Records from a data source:
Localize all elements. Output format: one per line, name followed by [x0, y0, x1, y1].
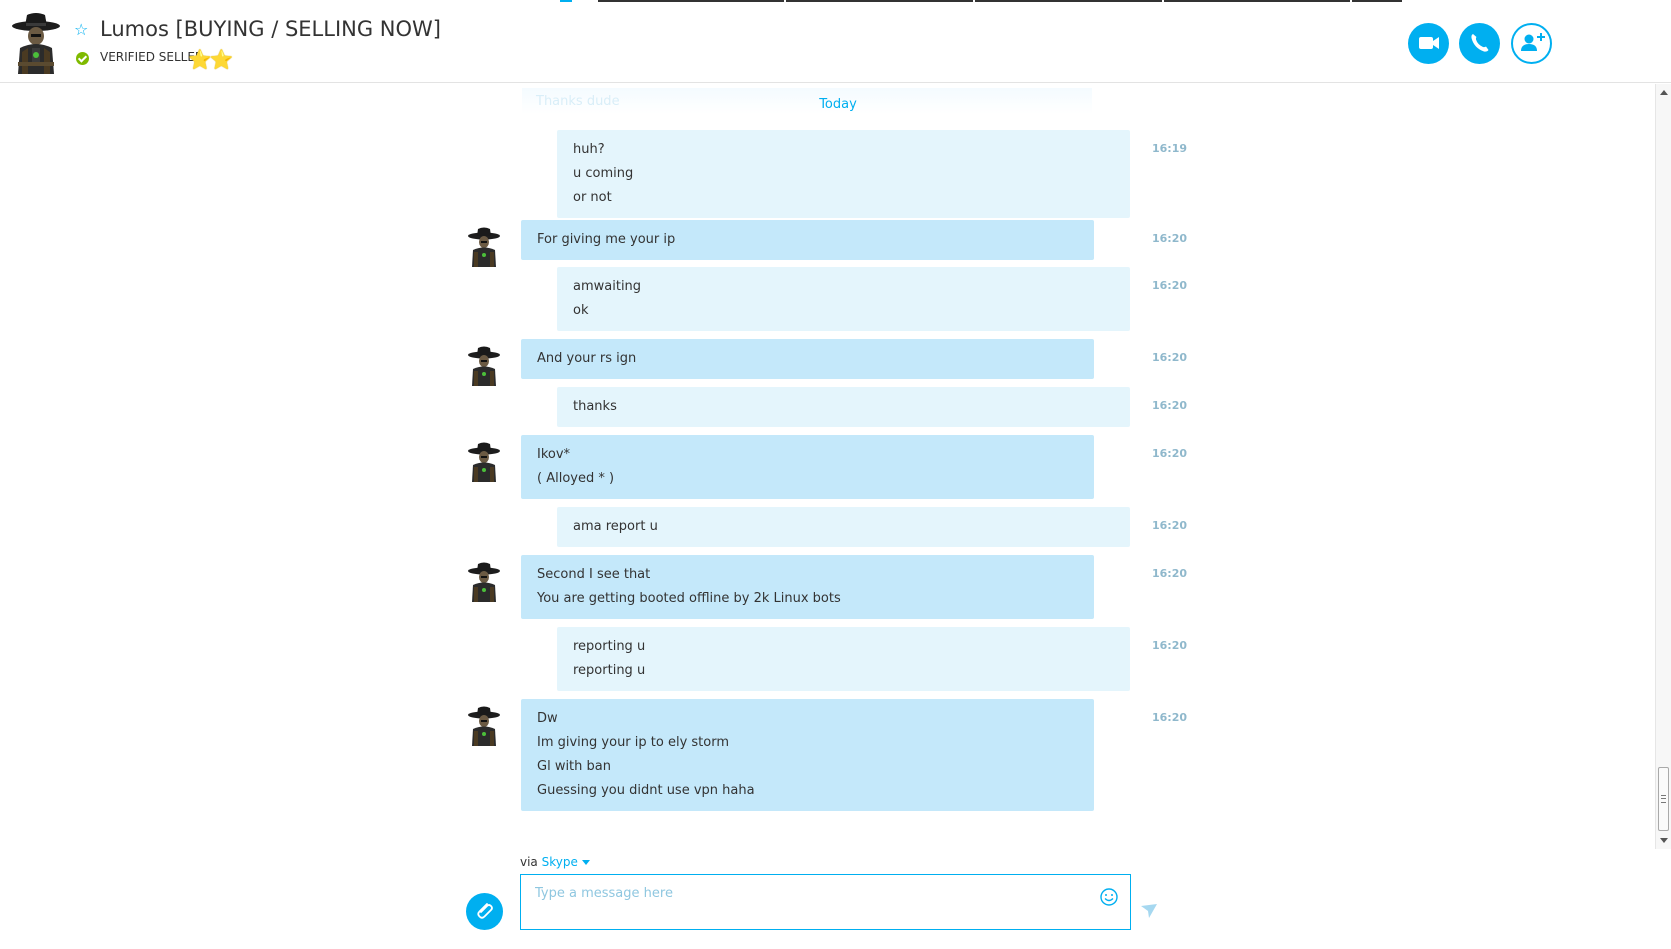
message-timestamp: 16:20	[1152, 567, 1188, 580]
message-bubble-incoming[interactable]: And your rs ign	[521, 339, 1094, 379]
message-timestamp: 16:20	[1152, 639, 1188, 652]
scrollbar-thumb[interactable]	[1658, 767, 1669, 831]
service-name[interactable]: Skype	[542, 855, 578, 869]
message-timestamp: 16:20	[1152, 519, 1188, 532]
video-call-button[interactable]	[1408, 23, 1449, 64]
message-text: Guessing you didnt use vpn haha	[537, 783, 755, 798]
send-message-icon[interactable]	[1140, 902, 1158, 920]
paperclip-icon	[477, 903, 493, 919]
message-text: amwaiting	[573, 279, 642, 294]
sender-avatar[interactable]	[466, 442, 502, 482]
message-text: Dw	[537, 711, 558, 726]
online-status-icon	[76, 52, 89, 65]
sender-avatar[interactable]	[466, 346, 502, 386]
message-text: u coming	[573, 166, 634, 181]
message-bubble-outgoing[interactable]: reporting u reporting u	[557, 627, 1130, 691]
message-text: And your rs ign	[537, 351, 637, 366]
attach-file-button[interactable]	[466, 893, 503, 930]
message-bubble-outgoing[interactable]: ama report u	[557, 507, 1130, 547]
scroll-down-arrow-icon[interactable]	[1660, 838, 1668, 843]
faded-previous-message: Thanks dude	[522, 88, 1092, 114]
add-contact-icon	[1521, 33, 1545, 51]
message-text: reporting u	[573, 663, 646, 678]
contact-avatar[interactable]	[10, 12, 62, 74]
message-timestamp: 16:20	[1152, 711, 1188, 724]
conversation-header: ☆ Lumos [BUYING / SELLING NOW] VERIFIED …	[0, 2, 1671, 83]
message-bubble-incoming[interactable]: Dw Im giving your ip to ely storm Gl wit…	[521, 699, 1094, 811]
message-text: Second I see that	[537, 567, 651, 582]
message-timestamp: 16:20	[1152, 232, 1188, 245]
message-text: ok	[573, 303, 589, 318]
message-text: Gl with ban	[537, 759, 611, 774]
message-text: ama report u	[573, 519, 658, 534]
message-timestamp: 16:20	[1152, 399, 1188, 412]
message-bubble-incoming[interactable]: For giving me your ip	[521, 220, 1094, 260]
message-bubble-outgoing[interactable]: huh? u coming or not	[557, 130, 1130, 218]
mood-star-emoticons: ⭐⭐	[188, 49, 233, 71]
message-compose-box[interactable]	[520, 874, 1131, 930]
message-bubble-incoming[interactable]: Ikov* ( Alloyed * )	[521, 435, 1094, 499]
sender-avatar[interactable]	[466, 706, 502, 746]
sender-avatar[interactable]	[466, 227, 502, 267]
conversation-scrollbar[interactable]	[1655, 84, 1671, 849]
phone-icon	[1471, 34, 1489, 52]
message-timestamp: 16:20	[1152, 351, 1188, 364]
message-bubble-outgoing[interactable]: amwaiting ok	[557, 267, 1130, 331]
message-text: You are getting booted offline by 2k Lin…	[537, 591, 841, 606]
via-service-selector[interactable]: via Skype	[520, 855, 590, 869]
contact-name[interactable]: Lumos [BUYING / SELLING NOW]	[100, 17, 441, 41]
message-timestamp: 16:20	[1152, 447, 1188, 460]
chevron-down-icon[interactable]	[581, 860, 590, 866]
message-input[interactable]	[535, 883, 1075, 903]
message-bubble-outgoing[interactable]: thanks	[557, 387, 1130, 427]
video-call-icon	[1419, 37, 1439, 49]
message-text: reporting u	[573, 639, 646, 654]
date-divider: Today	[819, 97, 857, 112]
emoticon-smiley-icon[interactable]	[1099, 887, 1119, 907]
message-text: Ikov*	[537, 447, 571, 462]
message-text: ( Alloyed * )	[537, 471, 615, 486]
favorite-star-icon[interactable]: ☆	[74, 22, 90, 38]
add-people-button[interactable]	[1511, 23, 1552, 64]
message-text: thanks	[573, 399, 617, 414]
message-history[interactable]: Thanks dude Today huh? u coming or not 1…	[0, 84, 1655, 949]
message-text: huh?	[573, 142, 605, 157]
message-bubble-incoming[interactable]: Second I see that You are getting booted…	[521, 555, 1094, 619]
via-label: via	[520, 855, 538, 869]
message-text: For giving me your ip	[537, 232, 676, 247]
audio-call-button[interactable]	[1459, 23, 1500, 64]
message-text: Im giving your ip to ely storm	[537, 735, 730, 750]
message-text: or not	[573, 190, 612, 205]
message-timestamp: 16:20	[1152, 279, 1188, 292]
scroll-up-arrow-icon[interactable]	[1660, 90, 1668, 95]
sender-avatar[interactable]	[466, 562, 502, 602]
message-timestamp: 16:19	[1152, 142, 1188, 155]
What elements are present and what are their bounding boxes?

--

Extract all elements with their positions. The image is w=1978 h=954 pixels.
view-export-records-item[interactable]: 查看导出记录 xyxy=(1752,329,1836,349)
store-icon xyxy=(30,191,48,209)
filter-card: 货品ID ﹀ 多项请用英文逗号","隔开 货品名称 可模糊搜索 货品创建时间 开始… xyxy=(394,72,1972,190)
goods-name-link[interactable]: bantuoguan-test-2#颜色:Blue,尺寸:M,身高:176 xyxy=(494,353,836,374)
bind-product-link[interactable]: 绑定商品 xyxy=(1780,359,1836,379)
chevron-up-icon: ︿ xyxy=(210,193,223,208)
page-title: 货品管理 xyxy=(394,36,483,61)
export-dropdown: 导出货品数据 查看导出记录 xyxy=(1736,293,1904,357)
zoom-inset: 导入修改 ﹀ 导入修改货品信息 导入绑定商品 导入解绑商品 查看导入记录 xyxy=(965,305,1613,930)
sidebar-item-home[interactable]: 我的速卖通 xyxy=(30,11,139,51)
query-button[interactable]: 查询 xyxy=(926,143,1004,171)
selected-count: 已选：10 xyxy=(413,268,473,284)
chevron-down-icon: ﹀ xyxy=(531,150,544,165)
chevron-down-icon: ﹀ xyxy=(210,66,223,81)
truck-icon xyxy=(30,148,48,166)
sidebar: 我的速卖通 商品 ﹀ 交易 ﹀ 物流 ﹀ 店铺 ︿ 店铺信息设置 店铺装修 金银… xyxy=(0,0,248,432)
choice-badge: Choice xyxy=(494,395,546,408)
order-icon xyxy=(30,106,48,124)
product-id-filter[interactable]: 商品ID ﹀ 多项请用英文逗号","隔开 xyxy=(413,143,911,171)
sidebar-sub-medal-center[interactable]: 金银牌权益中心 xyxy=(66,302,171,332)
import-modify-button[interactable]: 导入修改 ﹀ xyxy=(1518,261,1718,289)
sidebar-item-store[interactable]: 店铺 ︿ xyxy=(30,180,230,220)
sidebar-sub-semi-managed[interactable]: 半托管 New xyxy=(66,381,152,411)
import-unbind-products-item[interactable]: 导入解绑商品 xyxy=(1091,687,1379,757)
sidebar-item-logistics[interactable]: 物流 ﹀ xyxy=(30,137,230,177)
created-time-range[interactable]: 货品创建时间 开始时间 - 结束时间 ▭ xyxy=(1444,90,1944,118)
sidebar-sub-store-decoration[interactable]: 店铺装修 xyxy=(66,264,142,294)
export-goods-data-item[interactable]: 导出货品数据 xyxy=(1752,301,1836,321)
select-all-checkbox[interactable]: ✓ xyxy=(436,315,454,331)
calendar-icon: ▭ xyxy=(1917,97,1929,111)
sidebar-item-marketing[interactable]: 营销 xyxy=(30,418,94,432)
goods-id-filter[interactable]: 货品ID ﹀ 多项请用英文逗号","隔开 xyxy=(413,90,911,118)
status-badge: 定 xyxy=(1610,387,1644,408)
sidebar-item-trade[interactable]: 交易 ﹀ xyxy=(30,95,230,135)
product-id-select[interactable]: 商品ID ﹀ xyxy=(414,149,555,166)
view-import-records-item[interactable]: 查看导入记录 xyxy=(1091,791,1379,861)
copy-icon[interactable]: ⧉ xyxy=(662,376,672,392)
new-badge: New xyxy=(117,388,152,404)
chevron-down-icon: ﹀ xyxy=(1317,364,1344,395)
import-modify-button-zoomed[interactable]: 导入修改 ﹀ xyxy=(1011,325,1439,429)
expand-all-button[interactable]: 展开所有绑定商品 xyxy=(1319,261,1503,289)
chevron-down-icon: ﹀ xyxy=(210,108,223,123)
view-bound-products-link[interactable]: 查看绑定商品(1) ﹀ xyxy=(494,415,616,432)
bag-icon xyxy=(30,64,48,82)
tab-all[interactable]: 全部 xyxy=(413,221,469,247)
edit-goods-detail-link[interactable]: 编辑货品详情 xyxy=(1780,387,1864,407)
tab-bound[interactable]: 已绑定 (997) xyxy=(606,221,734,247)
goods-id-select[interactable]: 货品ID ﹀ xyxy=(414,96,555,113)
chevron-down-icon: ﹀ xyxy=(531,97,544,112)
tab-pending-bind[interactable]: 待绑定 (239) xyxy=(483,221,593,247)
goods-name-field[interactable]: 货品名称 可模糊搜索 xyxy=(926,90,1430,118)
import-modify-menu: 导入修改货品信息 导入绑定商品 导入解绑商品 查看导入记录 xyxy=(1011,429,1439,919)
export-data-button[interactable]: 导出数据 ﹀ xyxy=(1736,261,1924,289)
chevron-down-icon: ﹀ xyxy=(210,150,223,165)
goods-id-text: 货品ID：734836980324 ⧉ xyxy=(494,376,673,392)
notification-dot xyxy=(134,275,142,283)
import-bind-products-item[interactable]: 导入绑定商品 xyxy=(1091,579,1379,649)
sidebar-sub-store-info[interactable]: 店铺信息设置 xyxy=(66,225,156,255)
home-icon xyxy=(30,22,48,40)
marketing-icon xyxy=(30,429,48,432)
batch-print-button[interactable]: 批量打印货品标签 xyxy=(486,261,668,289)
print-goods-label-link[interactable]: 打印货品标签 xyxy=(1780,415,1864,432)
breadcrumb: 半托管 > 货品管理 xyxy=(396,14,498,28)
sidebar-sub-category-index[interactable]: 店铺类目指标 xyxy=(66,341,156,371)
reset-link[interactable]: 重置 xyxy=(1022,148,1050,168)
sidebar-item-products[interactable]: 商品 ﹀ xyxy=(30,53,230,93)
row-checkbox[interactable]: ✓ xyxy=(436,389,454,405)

Work to do: Retype the lines from the one containing "Extract all elements" through the one containing "product-id-filter[interactable]: 商品ID ﹀", including both of those lines.

Solution to the problem:
Extract all elements with their positions. The image is w=1978 h=954 pixels.
view-export-records-item[interactable]: 查看导出记录 xyxy=(1752,329,1836,349)
store-icon xyxy=(30,191,48,209)
filter-card: 货品ID ﹀ 多项请用英文逗号","隔开 货品名称 可模糊搜索 货品创建时间 开始… xyxy=(394,72,1972,190)
goods-name-link[interactable]: bantuoguan-test-2#颜色:Blue,尺寸:M,身高:176 xyxy=(494,353,836,374)
bind-product-link[interactable]: 绑定商品 xyxy=(1780,359,1836,379)
chevron-up-icon: ︿ xyxy=(210,193,223,208)
page-title: 货品管理 xyxy=(394,36,483,61)
export-dropdown: 导出货品数据 查看导出记录 xyxy=(1736,293,1904,357)
zoom-inset: 导入修改 ﹀ 导入修改货品信息 导入绑定商品 导入解绑商品 查看导入记录 xyxy=(965,305,1613,930)
sidebar-item-home[interactable]: 我的速卖通 xyxy=(30,11,139,51)
query-button[interactable]: 查询 xyxy=(926,143,1004,171)
selected-count: 已选：10 xyxy=(413,268,473,284)
chevron-down-icon: ﹀ xyxy=(531,150,544,165)
chevron-down-icon: ﹀ xyxy=(210,66,223,81)
truck-icon xyxy=(30,148,48,166)
sidebar: 我的速卖通 商品 ﹀ 交易 ﹀ 物流 ﹀ 店铺 ︿ 店铺信息设置 店铺装修 金银… xyxy=(0,0,248,432)
choice-badge: Choice xyxy=(494,395,546,408)
order-icon xyxy=(30,106,48,124)
product-id-filter[interactable]: 商品ID ﹀ 多项请用英文逗号","隔开 xyxy=(413,143,911,171)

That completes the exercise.